What is expected
Render every entry exactly as it appears.

Data extract
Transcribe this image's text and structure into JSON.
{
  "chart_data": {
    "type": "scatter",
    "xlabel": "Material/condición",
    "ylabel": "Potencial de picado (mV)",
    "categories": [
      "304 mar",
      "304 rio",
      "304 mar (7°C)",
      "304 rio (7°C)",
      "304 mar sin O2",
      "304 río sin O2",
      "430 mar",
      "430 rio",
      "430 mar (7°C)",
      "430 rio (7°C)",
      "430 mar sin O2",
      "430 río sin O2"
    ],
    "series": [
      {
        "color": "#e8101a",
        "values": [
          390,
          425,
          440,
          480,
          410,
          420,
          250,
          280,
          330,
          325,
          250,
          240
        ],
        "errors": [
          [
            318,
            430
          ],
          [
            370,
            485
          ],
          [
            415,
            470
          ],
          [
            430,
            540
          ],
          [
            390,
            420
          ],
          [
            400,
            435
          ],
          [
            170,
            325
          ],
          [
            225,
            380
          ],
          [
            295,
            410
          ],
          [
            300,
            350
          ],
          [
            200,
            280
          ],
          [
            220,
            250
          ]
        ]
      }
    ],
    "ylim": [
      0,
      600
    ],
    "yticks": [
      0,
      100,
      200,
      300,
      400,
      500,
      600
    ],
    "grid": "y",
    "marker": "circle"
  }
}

Response below
Transcribe this image's text and structure into JSON.
{
  "chart_data": {
    "type": "scatter",
    "xlabel": "Material/condición",
    "ylabel": "Potencial de picado (mV)",
    "categories": [
      "304 mar",
      "304 rio",
      "304 mar (7°C)",
      "304 rio (7°C)",
      "304 mar sin O2",
      "304 río sin O2",
      "430 mar",
      "430 rio",
      "430 mar (7°C)",
      "430 rio (7°C)",
      "430 mar sin O2",
      "430 río sin O2"
    ],
    "series": [
      {
        "color": "#e8101a",
        "values": [
          390,
          425,
          440,
          480,
          410,
          420,
          250,
          280,
          330,
          325,
          250,
          240
        ],
        "errors": [
          [
            318,
            430
          ],
          [
            370,
            485
          ],
          [
            415,
            470
          ],
          [
            430,
            540
          ],
          [
            390,
            420
          ],
          [
            400,
            435
          ],
          [
            170,
            325
          ],
          [
            225,
            380
          ],
          [
            295,
            410
          ],
          [
            300,
            350
          ],
          [
            200,
            280
          ],
          [
            220,
            250
          ]
        ]
      }
    ],
    "ylim": [
      0,
      600
    ],
    "yticks": [
      0,
      100,
      200,
      300,
      400,
      500,
      600
    ],
    "grid": "y",
    "marker": "circle"
  }
}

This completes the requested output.